- Written request:
Pick out all lines in the listing holding the string "screenshot" and copy them.

***** Extracted information *****

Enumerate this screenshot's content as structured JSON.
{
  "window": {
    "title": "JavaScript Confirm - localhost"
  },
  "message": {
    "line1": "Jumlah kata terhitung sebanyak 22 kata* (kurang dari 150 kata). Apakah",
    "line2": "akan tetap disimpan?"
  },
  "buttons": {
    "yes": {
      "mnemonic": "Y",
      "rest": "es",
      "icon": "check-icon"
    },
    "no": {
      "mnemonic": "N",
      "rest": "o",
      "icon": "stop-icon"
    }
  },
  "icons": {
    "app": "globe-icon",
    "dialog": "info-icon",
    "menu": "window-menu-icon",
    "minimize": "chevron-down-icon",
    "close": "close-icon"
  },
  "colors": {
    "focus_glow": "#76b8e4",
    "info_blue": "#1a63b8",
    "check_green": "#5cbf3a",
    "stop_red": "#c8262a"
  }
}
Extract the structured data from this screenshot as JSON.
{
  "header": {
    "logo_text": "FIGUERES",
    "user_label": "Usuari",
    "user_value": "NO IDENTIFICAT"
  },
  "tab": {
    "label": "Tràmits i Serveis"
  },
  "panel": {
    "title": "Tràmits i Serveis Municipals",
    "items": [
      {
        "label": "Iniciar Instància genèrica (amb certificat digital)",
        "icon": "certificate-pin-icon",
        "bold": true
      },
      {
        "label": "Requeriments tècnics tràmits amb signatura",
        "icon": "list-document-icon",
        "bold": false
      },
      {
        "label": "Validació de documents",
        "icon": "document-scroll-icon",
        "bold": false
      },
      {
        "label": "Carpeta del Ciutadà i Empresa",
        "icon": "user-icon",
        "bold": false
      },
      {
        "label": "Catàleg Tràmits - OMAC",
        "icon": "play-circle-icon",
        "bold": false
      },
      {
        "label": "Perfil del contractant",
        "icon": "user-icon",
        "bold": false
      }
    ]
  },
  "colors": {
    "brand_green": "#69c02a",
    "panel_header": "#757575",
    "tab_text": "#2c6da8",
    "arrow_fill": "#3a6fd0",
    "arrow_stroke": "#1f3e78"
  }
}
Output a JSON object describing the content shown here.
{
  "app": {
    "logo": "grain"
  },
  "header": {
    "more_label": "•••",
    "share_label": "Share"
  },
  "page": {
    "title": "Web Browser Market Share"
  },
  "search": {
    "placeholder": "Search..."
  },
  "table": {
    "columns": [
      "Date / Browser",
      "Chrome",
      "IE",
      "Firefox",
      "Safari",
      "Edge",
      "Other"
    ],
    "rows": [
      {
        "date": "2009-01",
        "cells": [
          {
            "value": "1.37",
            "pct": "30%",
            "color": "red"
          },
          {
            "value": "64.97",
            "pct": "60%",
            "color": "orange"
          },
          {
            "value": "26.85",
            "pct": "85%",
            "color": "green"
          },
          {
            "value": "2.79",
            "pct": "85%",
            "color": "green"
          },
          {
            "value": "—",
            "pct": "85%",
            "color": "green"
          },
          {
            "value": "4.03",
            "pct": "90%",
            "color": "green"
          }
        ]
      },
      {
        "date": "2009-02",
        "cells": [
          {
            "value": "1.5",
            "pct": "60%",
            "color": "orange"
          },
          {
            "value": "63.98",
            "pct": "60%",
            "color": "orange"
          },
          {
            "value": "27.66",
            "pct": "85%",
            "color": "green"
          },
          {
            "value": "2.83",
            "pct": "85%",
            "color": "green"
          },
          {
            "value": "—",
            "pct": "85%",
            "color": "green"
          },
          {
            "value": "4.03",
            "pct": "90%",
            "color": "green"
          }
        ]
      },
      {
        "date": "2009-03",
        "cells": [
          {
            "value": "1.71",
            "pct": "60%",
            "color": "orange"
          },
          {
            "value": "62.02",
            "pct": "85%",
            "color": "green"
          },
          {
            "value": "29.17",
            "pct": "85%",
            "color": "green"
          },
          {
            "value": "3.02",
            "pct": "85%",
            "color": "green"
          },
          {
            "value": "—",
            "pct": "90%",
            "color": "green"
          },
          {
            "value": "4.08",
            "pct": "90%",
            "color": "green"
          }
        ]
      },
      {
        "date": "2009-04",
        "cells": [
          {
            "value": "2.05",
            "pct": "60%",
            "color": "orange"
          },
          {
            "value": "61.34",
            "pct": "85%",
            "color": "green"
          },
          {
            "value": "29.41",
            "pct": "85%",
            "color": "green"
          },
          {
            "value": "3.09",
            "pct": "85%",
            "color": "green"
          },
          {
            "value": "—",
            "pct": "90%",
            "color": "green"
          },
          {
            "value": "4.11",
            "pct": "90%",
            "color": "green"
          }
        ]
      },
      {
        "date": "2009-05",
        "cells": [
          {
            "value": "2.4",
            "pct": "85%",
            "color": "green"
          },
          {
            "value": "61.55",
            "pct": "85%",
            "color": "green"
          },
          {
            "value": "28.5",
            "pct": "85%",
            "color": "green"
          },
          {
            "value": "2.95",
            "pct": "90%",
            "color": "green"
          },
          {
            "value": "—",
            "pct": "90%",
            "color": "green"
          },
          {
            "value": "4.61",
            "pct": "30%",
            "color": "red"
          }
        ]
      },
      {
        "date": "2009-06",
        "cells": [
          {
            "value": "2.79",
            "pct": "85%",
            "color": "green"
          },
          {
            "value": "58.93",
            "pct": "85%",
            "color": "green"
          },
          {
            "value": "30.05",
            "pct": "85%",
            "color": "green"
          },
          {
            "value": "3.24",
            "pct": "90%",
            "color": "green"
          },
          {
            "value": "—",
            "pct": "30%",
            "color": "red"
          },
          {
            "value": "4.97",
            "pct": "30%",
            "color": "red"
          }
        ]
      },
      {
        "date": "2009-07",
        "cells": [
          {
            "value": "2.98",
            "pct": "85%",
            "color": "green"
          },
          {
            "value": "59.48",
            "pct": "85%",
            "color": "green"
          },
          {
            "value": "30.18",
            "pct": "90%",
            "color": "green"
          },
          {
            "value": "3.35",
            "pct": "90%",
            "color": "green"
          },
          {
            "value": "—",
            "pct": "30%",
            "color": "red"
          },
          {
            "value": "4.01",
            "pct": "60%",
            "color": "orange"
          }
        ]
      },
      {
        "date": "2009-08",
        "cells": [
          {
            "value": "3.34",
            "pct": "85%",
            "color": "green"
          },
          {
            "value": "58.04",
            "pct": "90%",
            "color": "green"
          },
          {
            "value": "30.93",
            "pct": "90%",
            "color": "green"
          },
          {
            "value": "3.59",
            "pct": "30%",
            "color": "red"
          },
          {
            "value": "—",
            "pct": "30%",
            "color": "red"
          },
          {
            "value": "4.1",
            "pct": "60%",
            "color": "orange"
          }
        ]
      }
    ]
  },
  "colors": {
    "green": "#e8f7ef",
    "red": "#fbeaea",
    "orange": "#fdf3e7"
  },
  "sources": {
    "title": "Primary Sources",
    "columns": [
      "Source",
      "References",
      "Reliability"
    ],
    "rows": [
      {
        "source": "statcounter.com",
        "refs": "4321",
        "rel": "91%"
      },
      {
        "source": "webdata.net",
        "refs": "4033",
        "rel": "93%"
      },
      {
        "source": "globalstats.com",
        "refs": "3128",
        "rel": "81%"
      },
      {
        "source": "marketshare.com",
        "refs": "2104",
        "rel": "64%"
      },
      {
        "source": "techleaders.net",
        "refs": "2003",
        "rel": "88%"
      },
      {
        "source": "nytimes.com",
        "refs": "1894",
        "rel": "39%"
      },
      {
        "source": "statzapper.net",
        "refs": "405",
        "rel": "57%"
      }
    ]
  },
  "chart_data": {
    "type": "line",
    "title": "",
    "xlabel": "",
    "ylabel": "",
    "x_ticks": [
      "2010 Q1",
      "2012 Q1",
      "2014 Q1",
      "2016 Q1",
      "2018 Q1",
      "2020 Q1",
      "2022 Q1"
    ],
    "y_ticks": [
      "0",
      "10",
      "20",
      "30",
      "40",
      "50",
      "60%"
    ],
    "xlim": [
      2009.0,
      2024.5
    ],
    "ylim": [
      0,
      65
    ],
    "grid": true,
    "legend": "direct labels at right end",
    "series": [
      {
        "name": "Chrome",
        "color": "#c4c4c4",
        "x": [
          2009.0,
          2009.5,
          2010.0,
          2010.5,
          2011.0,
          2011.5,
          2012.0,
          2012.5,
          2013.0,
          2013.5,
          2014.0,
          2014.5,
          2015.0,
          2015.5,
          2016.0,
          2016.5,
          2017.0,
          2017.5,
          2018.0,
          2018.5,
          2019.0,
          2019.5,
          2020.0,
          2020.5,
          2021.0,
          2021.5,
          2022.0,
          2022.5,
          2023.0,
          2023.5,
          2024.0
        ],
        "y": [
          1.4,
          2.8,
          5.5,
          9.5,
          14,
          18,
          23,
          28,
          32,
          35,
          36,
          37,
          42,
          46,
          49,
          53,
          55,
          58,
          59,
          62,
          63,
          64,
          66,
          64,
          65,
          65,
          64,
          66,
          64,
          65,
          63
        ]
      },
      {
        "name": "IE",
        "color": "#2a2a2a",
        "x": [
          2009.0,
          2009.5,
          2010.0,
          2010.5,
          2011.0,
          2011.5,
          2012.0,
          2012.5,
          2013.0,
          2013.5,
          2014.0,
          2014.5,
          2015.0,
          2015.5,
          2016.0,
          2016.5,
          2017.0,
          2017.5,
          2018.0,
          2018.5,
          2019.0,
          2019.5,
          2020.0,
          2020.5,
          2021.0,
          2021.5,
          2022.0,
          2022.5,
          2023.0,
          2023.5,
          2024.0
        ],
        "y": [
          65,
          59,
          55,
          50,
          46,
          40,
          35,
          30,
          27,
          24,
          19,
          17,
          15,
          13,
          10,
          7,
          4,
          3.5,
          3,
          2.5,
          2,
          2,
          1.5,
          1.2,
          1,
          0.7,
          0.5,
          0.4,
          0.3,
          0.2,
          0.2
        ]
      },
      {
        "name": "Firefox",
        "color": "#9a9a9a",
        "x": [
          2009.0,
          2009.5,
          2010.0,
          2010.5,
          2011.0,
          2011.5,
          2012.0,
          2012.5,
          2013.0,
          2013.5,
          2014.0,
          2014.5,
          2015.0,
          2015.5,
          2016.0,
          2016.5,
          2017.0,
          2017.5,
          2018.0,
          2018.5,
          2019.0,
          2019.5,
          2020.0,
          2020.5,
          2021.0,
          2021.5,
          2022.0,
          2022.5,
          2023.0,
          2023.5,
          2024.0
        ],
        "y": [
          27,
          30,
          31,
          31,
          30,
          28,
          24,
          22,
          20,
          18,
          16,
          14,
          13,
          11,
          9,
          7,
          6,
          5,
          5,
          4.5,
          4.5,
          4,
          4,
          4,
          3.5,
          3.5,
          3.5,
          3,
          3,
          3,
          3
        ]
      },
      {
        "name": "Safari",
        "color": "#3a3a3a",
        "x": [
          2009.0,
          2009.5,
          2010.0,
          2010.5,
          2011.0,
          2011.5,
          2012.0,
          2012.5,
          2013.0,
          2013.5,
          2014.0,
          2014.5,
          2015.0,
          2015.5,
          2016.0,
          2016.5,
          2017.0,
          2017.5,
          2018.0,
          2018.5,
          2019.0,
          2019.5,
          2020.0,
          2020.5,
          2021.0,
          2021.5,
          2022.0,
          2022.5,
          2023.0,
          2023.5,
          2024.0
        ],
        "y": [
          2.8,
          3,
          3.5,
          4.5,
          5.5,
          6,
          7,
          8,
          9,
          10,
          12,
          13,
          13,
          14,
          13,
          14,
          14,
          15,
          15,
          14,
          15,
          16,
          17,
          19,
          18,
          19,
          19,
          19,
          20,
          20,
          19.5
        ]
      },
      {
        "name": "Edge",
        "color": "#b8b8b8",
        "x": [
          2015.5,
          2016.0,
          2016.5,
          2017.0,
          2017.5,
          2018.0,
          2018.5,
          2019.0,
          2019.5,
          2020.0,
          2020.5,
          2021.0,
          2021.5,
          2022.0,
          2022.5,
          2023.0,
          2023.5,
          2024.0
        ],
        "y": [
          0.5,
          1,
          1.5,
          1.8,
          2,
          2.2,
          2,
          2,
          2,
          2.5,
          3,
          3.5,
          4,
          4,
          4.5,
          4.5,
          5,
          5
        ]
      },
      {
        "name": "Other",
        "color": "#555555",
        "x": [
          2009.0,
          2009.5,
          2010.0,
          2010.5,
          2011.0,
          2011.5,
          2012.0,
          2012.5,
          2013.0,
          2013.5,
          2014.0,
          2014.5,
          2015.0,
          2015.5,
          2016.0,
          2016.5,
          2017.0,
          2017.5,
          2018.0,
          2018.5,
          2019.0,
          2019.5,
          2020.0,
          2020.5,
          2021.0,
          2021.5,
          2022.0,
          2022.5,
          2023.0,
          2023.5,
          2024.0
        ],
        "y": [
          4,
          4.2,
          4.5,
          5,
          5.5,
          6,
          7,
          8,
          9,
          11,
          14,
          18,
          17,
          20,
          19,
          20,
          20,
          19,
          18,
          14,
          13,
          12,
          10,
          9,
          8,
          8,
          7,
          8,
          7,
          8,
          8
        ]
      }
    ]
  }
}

*****

- Full output:
Enumerate this screenshot's content as structured JSON.
Extract the structured data from this screenshot as JSON.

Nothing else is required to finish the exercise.